* _Description of the task_
Images embedded in the records are excluded; print everything else exactly as given.

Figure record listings
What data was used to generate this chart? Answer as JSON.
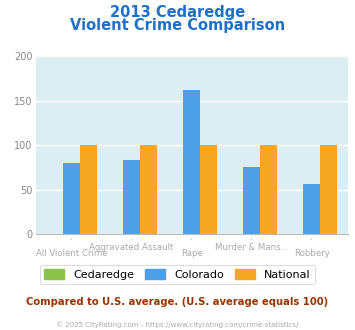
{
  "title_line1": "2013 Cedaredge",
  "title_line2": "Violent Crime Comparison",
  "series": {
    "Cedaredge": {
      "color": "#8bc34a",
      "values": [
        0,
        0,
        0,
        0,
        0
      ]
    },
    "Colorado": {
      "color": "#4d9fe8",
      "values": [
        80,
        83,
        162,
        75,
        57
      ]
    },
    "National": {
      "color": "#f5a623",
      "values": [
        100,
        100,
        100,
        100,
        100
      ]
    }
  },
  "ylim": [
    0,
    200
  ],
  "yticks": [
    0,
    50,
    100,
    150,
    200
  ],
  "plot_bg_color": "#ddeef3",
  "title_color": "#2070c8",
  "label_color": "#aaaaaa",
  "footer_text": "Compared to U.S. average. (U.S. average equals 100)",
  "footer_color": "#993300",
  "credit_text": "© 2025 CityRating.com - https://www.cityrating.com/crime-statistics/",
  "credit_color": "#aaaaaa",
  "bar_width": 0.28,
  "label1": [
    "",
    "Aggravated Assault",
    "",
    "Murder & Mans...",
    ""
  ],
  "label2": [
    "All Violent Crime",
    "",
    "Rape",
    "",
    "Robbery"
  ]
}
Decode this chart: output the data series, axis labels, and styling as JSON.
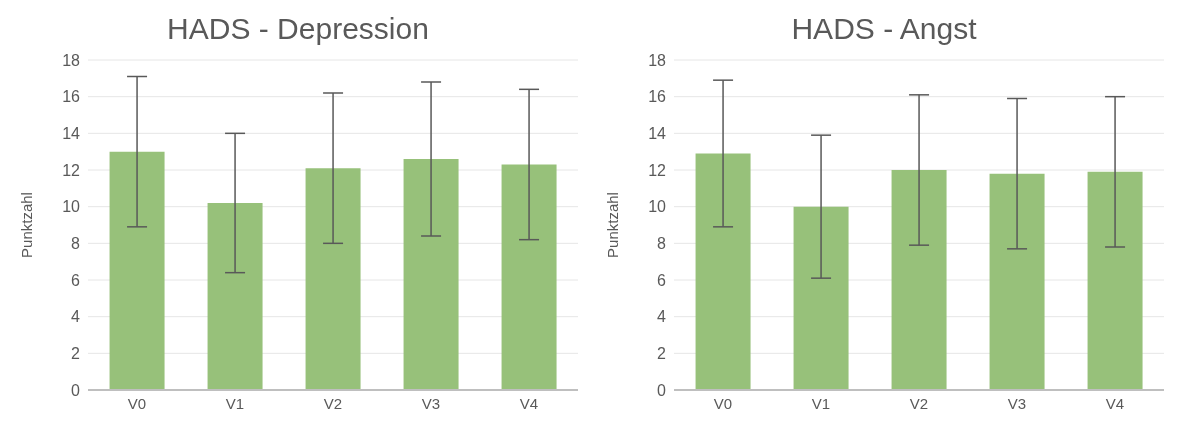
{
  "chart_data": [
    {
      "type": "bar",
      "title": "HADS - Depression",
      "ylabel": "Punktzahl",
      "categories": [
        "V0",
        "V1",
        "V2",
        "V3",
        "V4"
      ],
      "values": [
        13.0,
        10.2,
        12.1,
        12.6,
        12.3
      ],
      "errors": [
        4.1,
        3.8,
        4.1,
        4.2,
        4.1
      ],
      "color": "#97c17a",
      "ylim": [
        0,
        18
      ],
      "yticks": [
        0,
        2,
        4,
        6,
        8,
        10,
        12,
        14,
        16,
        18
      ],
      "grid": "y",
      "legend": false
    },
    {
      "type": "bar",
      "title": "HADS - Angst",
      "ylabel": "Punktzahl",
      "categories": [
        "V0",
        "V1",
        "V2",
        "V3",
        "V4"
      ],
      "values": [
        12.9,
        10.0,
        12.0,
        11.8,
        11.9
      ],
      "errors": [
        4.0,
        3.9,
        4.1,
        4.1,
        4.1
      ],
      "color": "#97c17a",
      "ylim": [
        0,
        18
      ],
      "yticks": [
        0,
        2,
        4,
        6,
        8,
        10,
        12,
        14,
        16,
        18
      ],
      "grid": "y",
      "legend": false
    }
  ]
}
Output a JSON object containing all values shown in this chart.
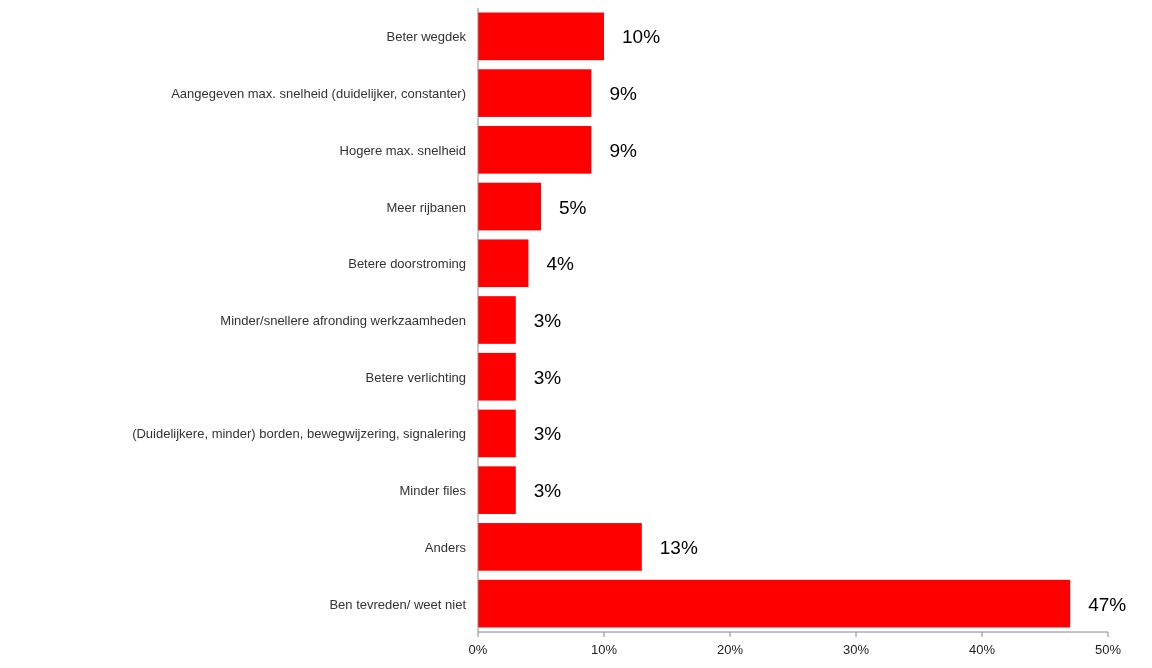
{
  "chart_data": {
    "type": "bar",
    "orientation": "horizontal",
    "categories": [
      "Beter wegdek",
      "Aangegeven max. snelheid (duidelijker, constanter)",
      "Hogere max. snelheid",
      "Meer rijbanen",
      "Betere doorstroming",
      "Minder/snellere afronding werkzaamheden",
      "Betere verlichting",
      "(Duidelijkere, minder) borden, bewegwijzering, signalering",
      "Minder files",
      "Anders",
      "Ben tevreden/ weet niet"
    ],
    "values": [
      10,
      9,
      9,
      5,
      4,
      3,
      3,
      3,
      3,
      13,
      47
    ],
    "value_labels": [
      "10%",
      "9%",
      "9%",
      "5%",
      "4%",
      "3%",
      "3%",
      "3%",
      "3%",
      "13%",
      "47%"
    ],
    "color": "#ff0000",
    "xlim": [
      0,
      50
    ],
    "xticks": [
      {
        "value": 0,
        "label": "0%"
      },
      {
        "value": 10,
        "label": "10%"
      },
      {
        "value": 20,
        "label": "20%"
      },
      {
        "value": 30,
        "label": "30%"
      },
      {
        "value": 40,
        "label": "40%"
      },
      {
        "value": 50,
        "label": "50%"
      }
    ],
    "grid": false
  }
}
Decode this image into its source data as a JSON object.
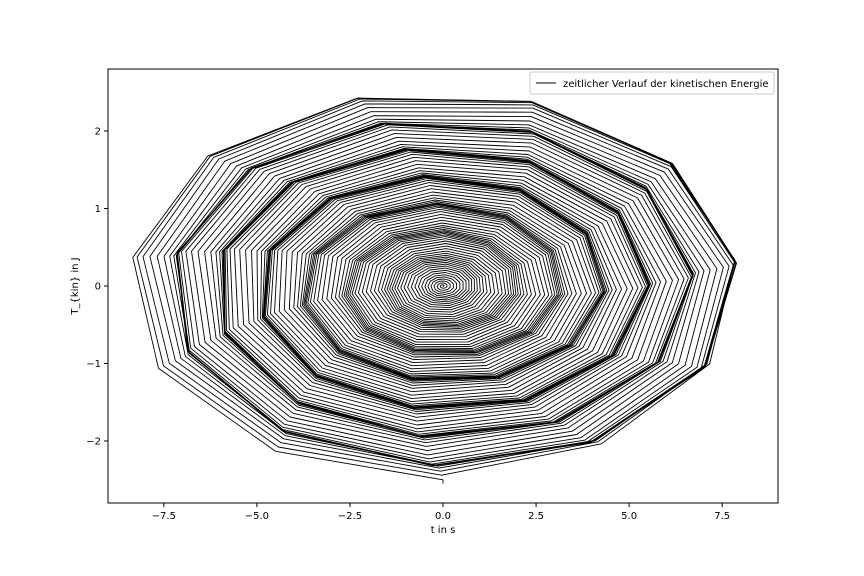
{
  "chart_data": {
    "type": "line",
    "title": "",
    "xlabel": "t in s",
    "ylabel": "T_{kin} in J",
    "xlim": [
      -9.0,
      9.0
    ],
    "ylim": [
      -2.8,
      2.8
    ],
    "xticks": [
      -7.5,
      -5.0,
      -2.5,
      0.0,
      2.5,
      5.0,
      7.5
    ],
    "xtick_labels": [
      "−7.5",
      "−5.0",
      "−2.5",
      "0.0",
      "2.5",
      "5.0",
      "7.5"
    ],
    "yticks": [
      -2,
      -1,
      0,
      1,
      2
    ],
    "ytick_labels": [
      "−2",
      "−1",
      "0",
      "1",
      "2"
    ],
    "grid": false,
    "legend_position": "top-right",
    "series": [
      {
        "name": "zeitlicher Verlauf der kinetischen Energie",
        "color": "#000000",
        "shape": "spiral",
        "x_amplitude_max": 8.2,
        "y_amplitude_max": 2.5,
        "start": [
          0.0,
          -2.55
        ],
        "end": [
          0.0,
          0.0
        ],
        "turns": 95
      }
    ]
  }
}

* _Problem solution_
What data was used to generate this chart? Answer as JSON.
{
  "title_line1": "2013 Cedaredge",
  "title_line2": "Violent Crime Comparison",
  "series": {
    "Cedaredge": {
      "color": "#8bc34a",
      "values": [
        0,
        0,
        0,
        0,
        0
      ]
    },
    "Colorado": {
      "color": "#4d9fe8",
      "values": [
        80,
        83,
        162,
        75,
        57
      ]
    },
    "National": {
      "color": "#f5a623",
      "values": [
        100,
        100,
        100,
        100,
        100
      ]
    }
  },
  "ylim": [
    0,
    200
  ],
  "yticks": [
    0,
    50,
    100,
    150,
    200
  ],
  "plot_bg_color": "#ddeef3",
  "title_color": "#2070c8",
  "label_color": "#aaaaaa",
  "footer_text": "Compared to U.S. average. (U.S. average equals 100)",
  "footer_color": "#993300",
  "credit_text": "© 2025 CityRating.com - https://www.cityrating.com/crime-statistics/",
  "credit_color": "#aaaaaa",
  "bar_width": 0.28,
  "label1": [
    "",
    "Aggravated Assault",
    "",
    "Murder & Mans...",
    ""
  ],
  "label2": [
    "All Violent Crime",
    "",
    "Rape",
    "",
    "Robbery"
  ]
}
Decode this chart: output the data series, axis labels, and styling as JSON.
{
  "chart_data": [
    {
      "type": "bar",
      "title": "HADS - Depression",
      "ylabel": "Punktzahl",
      "categories": [
        "V0",
        "V1",
        "V2",
        "V3",
        "V4"
      ],
      "values": [
        13.0,
        10.2,
        12.1,
        12.6,
        12.3
      ],
      "errors": [
        4.1,
        3.8,
        4.1,
        4.2,
        4.1
      ],
      "color": "#97c17a",
      "ylim": [
        0,
        18
      ],
      "yticks": [
        0,
        2,
        4,
        6,
        8,
        10,
        12,
        14,
        16,
        18
      ],
      "grid": "y",
      "legend": false
    },
    {
      "type": "bar",
      "title": "HADS - Angst",
      "ylabel": "Punktzahl",
      "categories": [
        "V0",
        "V1",
        "V2",
        "V3",
        "V4"
      ],
      "values": [
        12.9,
        10.0,
        12.0,
        11.8,
        11.9
      ],
      "errors": [
        4.0,
        3.9,
        4.1,
        4.1,
        4.1
      ],
      "color": "#97c17a",
      "ylim": [
        0,
        18
      ],
      "yticks": [
        0,
        2,
        4,
        6,
        8,
        10,
        12,
        14,
        16,
        18
      ],
      "grid": "y",
      "legend": false
    }
  ]
}
Output a JSON object containing all values shown in this chart.
{
  "chart_data": {
    "type": "bar",
    "orientation": "horizontal",
    "categories": [
      "Beter wegdek",
      "Aangegeven max. snelheid (duidelijker, constanter)",
      "Hogere max. snelheid",
      "Meer rijbanen",
      "Betere doorstroming",
      "Minder/snellere afronding werkzaamheden",
      "Betere verlichting",
      "(Duidelijkere, minder) borden, bewegwijzering, signalering",
      "Minder files",
      "Anders",
      "Ben tevreden/ weet niet"
    ],
    "values": [
      10,
      9,
      9,
      5,
      4,
      3,
      3,
      3,
      3,
      13,
      47
    ],
    "value_labels": [
      "10%",
      "9%",
      "9%",
      "5%",
      "4%",
      "3%",
      "3%",
      "3%",
      "3%",
      "13%",
      "47%"
    ],
    "color": "#ff0000",
    "xlim": [
      0,
      50
    ],
    "xticks": [
      {
        "value": 0,
        "label": "0%"
      },
      {
        "value": 10,
        "label": "10%"
      },
      {
        "value": 20,
        "label": "20%"
      },
      {
        "value": 30,
        "label": "30%"
      },
      {
        "value": 40,
        "label": "40%"
      },
      {
        "value": 50,
        "label": "50%"
      }
    ],
    "grid": false
  }
}
Decode this image into its source data as a JSON object.
{
  "chart_data": {
    "type": "line",
    "title": "",
    "xlabel": "t in s",
    "ylabel": "T_{kin} in J",
    "xlim": [
      -9.0,
      9.0
    ],
    "ylim": [
      -2.8,
      2.8
    ],
    "xticks": [
      -7.5,
      -5.0,
      -2.5,
      0.0,
      2.5,
      5.0,
      7.5
    ],
    "xtick_labels": [
      "−7.5",
      "−5.0",
      "−2.5",
      "0.0",
      "2.5",
      "5.0",
      "7.5"
    ],
    "yticks": [
      -2,
      -1,
      0,
      1,
      2
    ],
    "ytick_labels": [
      "−2",
      "−1",
      "0",
      "1",
      "2"
    ],
    "grid": false,
    "legend_position": "top-right",
    "series": [
      {
        "name": "zeitlicher Verlauf der kinetischen Energie",
        "color": "#000000",
        "shape": "spiral",
        "x_amplitude_max": 8.2,
        "y_amplitude_max": 2.5,
        "start": [
          0.0,
          -2.55
        ],
        "end": [
          0.0,
          0.0
        ],
        "turns": 95
      }
    ]
  }
}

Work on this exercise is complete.